● **Excerpted data**:
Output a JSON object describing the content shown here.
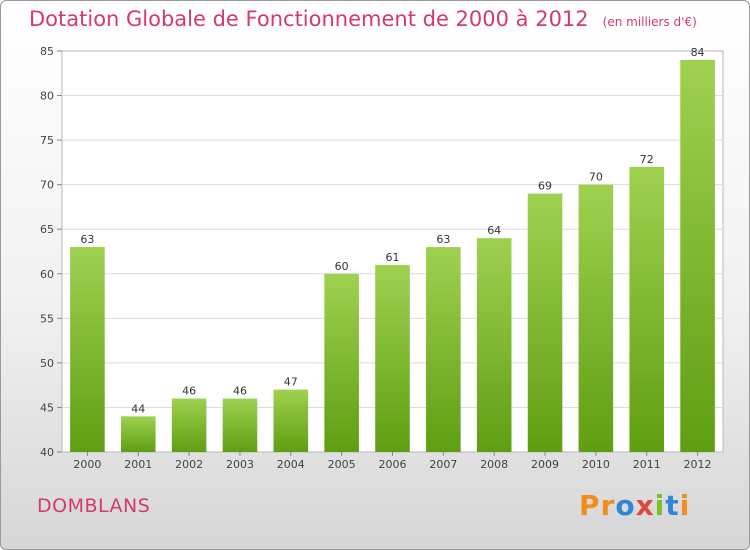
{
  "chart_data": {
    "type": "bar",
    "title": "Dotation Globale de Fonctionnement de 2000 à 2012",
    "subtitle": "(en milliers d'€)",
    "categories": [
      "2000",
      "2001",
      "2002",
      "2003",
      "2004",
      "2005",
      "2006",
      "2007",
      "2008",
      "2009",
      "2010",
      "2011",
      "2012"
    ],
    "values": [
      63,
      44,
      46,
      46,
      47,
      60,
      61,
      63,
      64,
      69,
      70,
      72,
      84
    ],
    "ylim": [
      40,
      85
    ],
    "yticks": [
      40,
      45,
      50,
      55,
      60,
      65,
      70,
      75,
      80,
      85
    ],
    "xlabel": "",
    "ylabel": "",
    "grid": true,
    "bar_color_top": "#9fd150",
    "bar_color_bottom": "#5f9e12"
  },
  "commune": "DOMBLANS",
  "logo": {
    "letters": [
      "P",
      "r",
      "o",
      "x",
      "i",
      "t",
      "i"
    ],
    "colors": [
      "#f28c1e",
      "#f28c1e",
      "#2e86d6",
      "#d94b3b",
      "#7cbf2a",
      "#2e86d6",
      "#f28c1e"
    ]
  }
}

● **Given problem**: Skipping the pictures, transcribe each line above exactly as it appears.

● **Finished task**:
Output a JSON object describing the content shown here.
{
  "chart_data": {
    "type": "bar",
    "title": "Dotation Globale de Fonctionnement de 2000 à 2012",
    "subtitle": "(en milliers d'€)",
    "categories": [
      "2000",
      "2001",
      "2002",
      "2003",
      "2004",
      "2005",
      "2006",
      "2007",
      "2008",
      "2009",
      "2010",
      "2011",
      "2012"
    ],
    "values": [
      63,
      44,
      46,
      46,
      47,
      60,
      61,
      63,
      64,
      69,
      70,
      72,
      84
    ],
    "ylim": [
      40,
      85
    ],
    "yticks": [
      40,
      45,
      50,
      55,
      60,
      65,
      70,
      75,
      80,
      85
    ],
    "xlabel": "",
    "ylabel": "",
    "grid": true,
    "bar_color_top": "#9fd150",
    "bar_color_bottom": "#5f9e12"
  },
  "commune": "DOMBLANS",
  "logo": {
    "letters": [
      "P",
      "r",
      "o",
      "x",
      "i",
      "t",
      "i"
    ],
    "colors": [
      "#f28c1e",
      "#f28c1e",
      "#2e86d6",
      "#d94b3b",
      "#7cbf2a",
      "#2e86d6",
      "#f28c1e"
    ]
  }
}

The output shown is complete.